● What to work on:
Check each line of the records below and collect those holding "Порядка".

Saved entries:
######

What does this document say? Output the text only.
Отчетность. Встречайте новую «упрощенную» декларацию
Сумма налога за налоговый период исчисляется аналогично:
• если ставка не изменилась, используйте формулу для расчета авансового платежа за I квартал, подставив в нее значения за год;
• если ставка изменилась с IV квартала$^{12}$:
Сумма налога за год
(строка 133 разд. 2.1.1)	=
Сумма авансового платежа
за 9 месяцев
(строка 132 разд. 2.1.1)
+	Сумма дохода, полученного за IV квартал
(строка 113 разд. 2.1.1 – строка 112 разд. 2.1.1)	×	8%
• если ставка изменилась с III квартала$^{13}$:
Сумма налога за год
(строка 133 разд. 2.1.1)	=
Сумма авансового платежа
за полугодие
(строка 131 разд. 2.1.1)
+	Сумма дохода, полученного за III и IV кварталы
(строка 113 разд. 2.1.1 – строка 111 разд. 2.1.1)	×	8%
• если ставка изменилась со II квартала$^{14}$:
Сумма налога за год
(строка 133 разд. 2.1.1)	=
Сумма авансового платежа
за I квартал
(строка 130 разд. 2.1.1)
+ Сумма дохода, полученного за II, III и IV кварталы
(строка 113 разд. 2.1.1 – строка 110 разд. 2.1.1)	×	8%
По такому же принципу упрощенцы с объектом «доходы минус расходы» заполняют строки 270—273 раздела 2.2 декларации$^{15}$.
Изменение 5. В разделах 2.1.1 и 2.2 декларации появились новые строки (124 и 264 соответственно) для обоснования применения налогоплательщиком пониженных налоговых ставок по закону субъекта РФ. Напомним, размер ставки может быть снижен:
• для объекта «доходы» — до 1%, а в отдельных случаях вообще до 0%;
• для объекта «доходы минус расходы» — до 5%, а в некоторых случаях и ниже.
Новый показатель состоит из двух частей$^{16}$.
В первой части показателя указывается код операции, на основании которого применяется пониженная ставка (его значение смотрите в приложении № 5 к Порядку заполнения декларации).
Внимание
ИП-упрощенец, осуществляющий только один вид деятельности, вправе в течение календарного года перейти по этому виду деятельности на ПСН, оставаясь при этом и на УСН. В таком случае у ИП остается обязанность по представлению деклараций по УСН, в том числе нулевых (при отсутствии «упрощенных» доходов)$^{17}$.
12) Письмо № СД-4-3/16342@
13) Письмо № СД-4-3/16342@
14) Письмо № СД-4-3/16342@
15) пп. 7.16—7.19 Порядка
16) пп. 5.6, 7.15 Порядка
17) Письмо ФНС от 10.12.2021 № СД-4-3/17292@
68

######

● Answer in full:
15) пп. 7.16—7.19 Порядка
16) пп. 5.6, 7.15 Порядка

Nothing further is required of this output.